[start Records for this task]
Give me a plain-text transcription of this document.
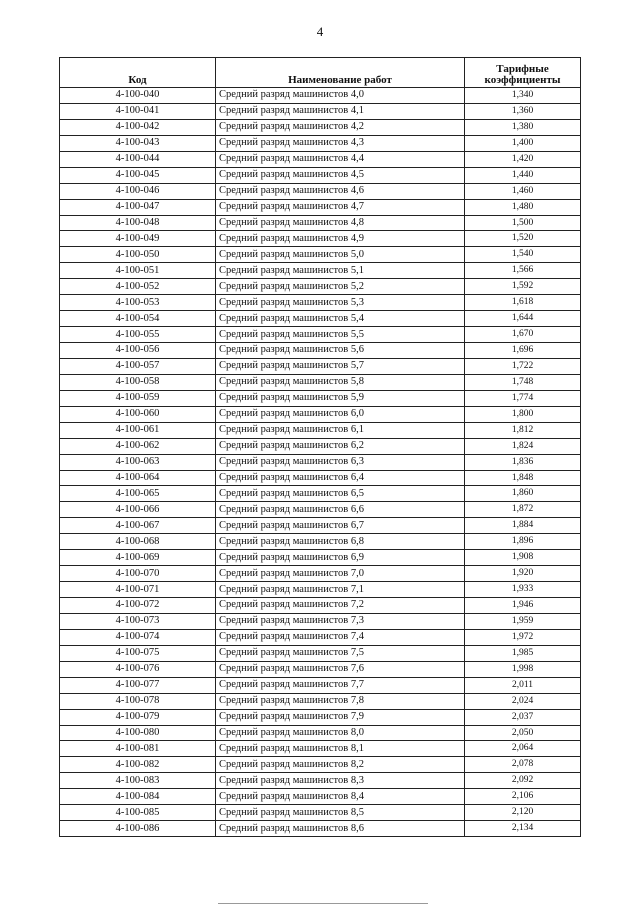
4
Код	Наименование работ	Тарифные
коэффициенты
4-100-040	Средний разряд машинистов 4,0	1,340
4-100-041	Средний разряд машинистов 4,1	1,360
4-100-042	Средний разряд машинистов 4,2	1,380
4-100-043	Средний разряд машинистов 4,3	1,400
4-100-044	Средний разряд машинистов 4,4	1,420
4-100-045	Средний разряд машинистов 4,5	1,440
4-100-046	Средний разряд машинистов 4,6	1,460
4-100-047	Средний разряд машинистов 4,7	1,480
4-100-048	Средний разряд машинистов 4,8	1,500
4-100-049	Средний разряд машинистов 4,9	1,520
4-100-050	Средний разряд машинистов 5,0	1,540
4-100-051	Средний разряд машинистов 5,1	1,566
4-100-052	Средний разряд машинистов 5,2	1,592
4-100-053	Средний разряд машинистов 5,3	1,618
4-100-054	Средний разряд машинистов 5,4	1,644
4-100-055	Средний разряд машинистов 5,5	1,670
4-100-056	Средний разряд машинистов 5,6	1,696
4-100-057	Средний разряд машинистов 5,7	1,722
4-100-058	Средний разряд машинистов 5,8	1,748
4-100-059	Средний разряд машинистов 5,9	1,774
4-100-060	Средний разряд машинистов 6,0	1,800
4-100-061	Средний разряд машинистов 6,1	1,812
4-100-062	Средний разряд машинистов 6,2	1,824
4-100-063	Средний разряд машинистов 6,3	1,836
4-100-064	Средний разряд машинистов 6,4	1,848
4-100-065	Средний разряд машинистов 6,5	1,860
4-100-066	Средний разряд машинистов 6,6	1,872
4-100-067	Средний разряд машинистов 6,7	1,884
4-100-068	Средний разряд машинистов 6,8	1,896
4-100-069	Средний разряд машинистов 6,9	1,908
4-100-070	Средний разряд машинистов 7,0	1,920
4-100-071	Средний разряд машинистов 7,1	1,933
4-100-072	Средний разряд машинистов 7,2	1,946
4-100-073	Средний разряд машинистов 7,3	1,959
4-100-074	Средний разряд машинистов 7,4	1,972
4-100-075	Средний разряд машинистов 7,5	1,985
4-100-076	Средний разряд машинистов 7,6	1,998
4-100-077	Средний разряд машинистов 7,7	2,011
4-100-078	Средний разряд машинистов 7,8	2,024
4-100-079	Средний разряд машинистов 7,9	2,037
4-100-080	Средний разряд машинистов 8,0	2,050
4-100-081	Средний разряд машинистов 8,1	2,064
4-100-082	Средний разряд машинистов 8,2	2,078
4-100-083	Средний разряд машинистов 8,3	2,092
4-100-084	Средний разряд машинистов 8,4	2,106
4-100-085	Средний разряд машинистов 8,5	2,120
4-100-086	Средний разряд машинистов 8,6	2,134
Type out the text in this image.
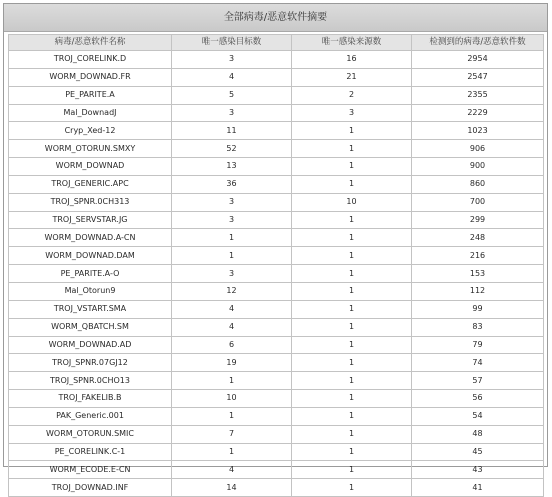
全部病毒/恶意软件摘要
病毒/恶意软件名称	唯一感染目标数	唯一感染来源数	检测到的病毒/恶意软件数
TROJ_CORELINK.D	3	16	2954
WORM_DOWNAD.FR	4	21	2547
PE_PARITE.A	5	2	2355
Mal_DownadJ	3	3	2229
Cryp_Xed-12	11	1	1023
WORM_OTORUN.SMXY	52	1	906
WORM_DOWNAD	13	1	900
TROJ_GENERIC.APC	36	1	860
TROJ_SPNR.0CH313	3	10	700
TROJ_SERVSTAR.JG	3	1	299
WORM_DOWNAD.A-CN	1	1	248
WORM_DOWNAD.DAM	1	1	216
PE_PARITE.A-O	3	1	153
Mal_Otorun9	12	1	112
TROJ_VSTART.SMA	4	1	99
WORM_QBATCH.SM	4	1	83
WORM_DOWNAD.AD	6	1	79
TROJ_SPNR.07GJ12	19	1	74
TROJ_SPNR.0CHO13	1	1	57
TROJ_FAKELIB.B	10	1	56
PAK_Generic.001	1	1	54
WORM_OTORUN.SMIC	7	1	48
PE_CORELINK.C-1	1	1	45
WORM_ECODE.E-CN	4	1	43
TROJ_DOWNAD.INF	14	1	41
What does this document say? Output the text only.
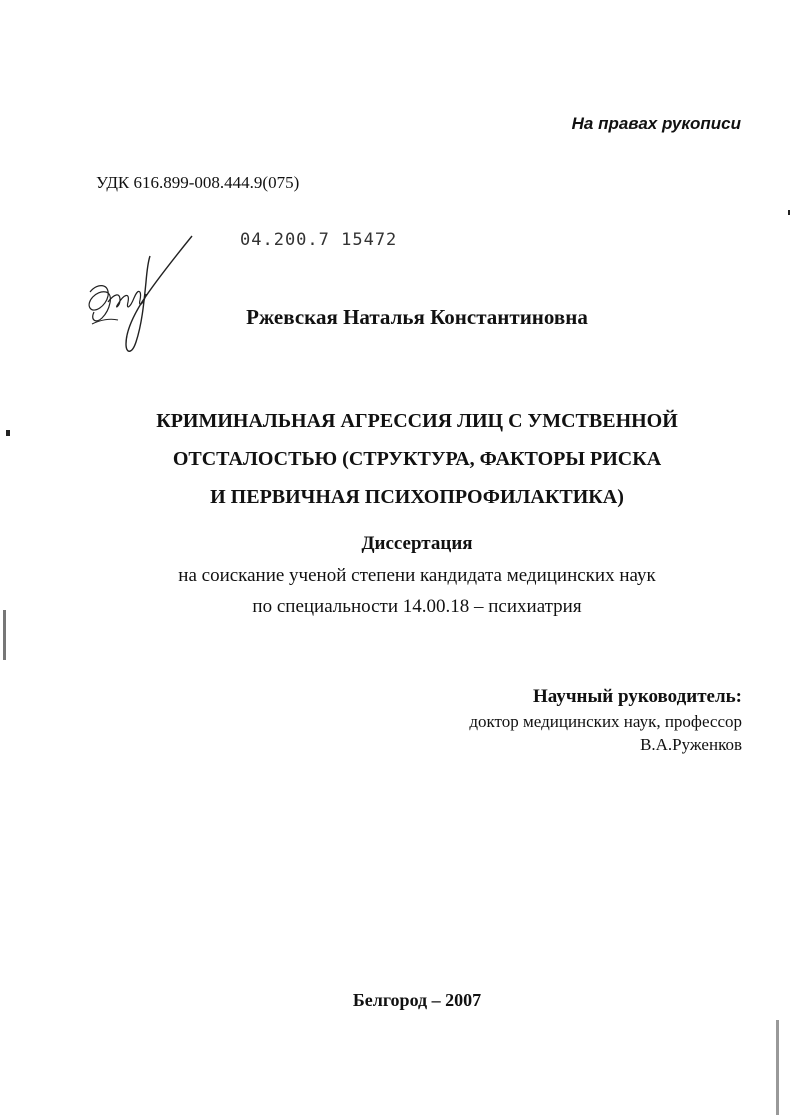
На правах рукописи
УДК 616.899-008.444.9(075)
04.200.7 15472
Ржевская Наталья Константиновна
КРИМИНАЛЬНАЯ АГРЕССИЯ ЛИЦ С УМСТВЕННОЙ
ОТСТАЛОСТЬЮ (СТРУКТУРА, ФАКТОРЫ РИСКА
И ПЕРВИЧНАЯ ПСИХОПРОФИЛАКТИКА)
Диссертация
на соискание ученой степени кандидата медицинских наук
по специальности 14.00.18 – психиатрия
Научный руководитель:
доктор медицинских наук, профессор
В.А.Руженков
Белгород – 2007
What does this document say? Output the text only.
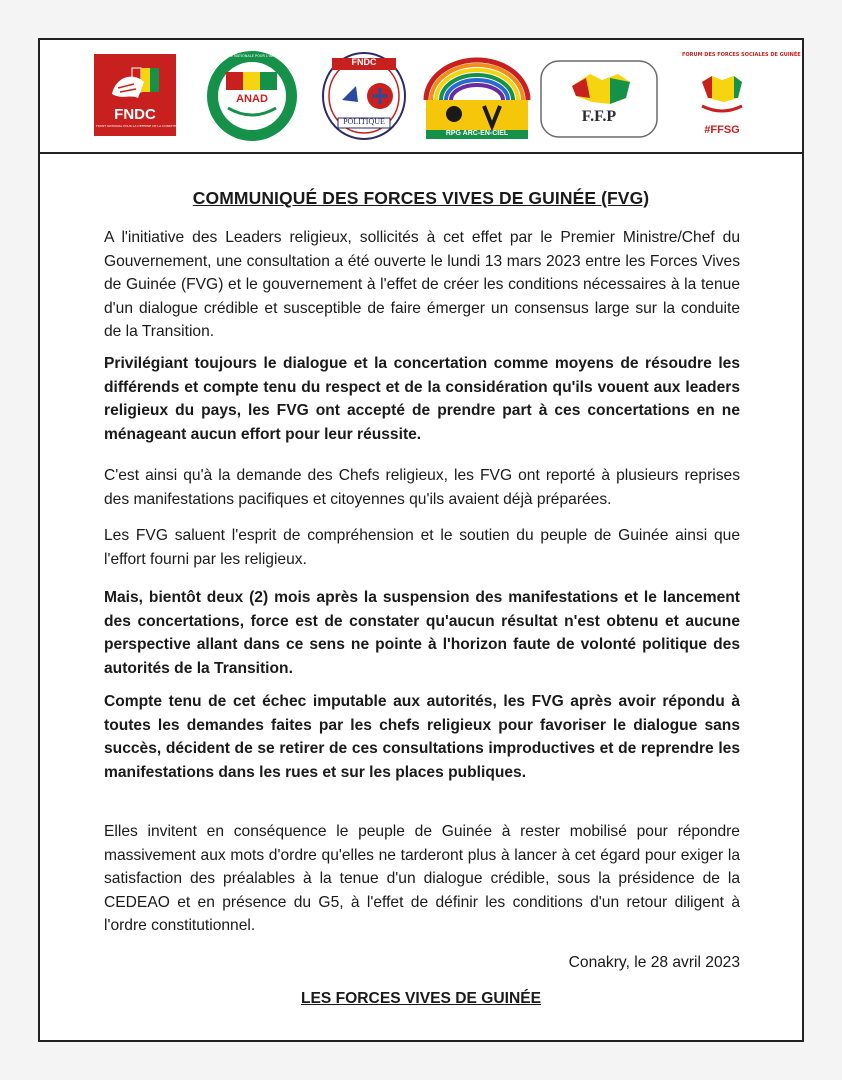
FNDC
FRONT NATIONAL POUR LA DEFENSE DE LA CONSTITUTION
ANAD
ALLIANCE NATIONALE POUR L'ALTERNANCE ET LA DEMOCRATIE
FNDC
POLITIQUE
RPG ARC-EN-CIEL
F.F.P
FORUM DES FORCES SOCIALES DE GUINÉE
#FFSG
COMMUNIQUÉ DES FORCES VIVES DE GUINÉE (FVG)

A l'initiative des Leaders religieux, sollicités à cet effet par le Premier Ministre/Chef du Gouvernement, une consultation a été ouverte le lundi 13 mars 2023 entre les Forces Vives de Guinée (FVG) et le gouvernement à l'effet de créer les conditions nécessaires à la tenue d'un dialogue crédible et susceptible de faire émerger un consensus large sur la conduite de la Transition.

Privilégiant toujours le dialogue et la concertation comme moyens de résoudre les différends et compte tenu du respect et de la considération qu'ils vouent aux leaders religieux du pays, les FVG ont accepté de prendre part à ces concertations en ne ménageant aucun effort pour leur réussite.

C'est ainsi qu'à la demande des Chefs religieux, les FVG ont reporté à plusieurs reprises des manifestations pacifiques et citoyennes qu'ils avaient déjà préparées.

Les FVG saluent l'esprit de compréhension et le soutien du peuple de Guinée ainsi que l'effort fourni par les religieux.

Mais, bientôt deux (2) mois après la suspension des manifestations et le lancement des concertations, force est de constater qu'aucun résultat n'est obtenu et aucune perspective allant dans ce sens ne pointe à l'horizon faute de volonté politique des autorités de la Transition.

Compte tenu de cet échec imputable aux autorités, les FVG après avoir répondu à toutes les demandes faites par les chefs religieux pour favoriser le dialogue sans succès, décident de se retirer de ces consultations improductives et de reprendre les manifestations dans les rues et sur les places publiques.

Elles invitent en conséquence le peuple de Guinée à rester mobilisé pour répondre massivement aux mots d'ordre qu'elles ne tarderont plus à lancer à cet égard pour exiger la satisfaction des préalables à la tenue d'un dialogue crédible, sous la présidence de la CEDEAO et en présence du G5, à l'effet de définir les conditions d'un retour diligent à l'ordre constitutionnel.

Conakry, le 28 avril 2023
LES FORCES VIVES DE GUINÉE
[end Records for this task]
[start Records for this task]
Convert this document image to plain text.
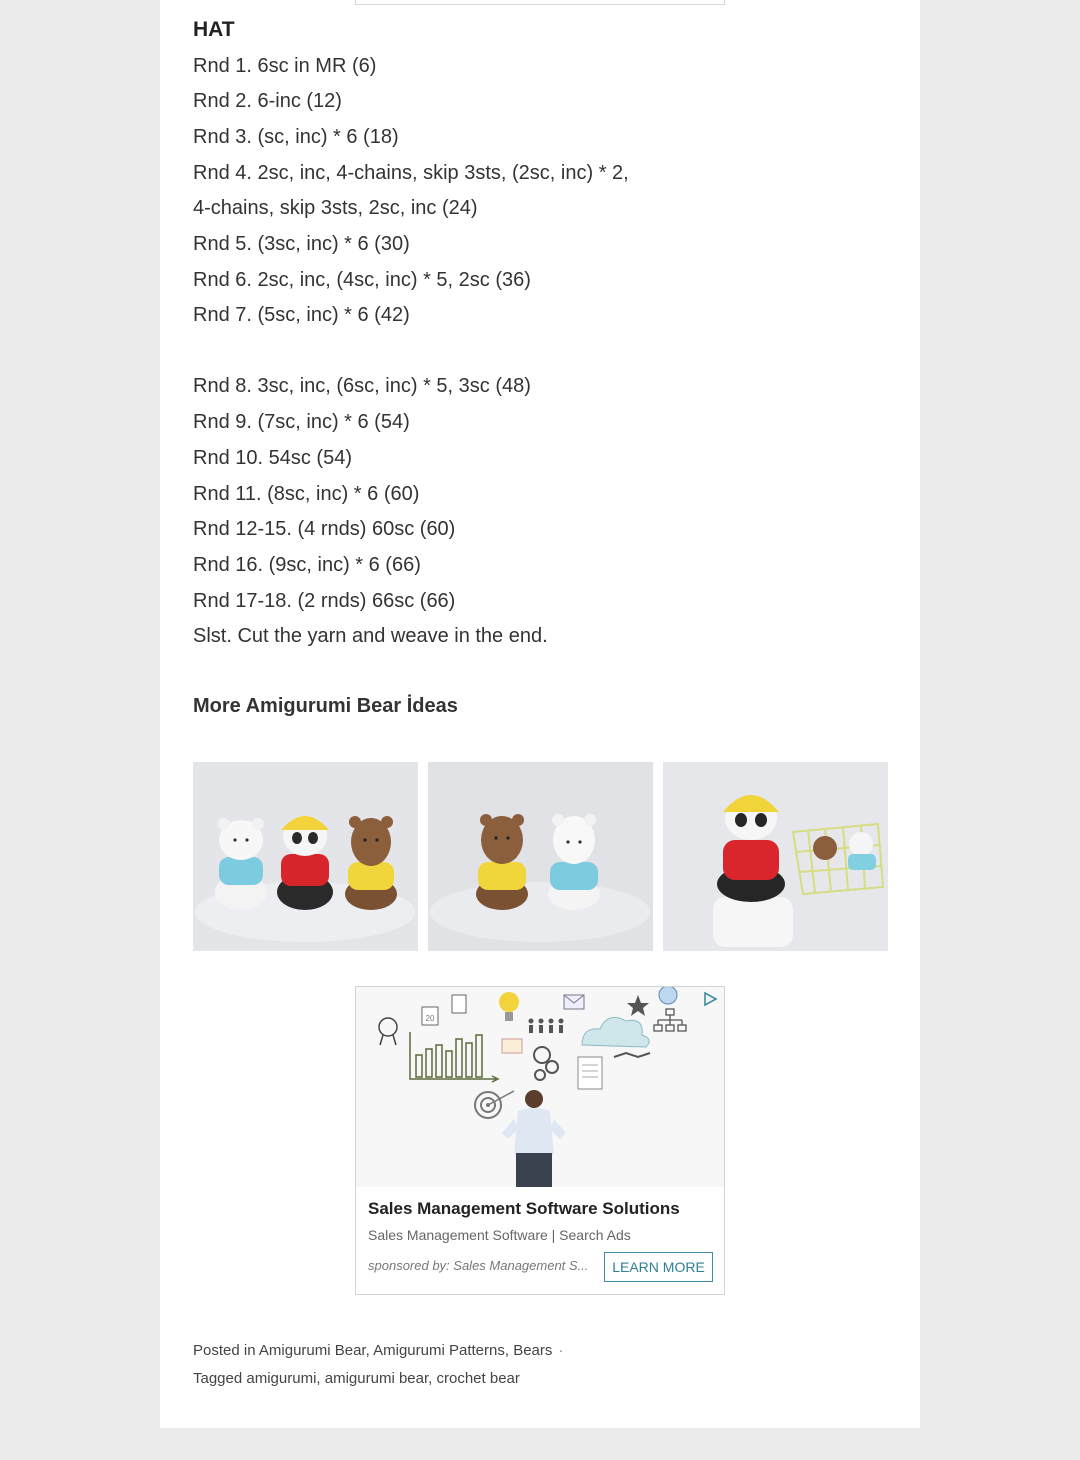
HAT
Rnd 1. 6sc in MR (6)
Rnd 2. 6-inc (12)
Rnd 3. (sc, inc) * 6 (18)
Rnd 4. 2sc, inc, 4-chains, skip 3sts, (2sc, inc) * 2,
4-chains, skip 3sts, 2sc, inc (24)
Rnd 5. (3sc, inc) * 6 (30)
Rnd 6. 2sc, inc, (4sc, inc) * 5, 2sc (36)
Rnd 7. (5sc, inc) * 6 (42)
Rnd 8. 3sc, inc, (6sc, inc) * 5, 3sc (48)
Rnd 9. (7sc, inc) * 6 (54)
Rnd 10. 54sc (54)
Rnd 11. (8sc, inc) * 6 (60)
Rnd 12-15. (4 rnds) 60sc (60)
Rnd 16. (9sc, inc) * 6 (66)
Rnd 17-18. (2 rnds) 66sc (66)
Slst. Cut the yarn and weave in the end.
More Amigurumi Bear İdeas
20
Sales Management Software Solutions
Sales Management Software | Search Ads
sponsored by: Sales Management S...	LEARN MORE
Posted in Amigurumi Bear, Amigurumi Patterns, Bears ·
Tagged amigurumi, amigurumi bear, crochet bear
[end Records for this task]
* Task to carry out *
Gather up every line in the data above that contains the word "skip", copying each one.

* Solution below *
Rnd 4. 2sc, inc, 4-chains, skip 3sts, (2sc, inc) * 2,
4-chains, skip 3sts, 2sc, inc (24)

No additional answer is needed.